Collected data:
□ □ □ □

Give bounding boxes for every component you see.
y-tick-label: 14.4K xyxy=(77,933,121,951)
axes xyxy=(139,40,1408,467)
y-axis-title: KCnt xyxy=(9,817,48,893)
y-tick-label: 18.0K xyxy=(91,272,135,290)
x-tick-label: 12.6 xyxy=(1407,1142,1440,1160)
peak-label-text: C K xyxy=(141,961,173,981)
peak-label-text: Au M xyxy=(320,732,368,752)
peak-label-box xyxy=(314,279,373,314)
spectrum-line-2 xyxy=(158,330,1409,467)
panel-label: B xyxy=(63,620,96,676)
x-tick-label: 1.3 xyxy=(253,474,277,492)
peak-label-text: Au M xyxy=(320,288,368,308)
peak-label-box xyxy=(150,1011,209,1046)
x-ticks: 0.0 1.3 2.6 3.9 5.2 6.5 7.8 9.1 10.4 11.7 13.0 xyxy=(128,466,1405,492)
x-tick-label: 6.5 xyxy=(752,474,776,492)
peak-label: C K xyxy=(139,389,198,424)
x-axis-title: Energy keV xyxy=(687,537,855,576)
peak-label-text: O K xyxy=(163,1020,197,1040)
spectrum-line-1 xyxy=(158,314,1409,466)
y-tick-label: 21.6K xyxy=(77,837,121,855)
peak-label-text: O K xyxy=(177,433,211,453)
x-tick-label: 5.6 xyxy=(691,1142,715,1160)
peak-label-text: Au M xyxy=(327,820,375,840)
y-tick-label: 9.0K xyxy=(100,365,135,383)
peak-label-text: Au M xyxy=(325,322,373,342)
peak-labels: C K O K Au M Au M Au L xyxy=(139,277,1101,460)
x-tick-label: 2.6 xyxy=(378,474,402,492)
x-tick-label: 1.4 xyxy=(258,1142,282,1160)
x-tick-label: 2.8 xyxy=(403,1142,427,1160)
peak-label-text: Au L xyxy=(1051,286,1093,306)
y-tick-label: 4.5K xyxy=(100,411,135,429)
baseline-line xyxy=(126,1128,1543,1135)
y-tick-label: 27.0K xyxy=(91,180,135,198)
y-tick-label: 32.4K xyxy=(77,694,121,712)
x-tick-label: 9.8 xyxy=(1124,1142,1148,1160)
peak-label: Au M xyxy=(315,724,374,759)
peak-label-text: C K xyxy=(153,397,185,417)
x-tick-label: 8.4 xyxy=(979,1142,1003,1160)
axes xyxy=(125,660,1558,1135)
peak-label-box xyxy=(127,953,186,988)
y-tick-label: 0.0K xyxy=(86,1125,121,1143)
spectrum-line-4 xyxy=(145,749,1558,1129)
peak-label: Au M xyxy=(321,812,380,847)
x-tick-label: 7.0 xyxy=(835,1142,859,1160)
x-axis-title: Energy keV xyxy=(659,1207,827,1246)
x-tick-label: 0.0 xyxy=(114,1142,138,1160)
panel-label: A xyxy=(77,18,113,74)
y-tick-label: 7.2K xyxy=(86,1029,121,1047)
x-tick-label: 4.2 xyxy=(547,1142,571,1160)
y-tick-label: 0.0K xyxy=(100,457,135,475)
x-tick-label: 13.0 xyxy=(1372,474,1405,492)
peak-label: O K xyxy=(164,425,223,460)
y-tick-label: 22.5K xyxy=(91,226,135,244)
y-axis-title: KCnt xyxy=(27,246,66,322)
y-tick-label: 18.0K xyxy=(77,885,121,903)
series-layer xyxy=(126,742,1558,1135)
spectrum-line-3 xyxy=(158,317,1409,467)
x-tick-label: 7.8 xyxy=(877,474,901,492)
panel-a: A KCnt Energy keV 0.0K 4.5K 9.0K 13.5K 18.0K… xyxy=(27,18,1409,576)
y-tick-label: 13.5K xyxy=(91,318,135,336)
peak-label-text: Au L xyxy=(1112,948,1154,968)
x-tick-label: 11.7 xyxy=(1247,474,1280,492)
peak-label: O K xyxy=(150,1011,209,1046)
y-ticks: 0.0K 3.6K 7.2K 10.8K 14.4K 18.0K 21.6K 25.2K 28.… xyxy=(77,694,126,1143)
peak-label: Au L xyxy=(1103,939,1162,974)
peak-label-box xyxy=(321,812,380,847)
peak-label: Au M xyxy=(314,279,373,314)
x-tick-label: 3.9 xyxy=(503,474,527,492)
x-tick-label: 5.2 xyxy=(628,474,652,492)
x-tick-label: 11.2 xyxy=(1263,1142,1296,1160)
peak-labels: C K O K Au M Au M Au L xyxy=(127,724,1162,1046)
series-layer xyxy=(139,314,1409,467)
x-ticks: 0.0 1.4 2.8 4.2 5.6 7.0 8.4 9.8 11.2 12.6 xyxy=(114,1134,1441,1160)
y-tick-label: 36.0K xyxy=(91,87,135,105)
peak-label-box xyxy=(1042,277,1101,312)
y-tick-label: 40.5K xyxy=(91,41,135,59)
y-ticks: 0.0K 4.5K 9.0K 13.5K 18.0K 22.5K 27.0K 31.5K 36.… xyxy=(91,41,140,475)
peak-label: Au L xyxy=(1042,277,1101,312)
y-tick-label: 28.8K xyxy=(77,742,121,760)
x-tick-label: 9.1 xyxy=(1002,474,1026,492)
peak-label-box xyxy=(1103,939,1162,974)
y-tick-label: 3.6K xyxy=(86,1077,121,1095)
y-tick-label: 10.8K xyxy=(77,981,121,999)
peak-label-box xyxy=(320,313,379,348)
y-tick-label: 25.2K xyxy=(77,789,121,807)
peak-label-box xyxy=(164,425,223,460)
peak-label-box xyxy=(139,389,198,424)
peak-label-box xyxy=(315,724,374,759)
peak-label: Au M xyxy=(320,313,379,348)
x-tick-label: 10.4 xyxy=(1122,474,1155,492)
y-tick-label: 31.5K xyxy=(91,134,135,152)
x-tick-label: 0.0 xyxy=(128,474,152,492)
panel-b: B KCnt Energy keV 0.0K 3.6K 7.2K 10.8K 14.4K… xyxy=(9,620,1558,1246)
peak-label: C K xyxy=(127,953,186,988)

□ □ □ □

● Set problem:
Count the lines of the records that contain the string "KCnt", with case counting, and give only the number.

● Answer:
4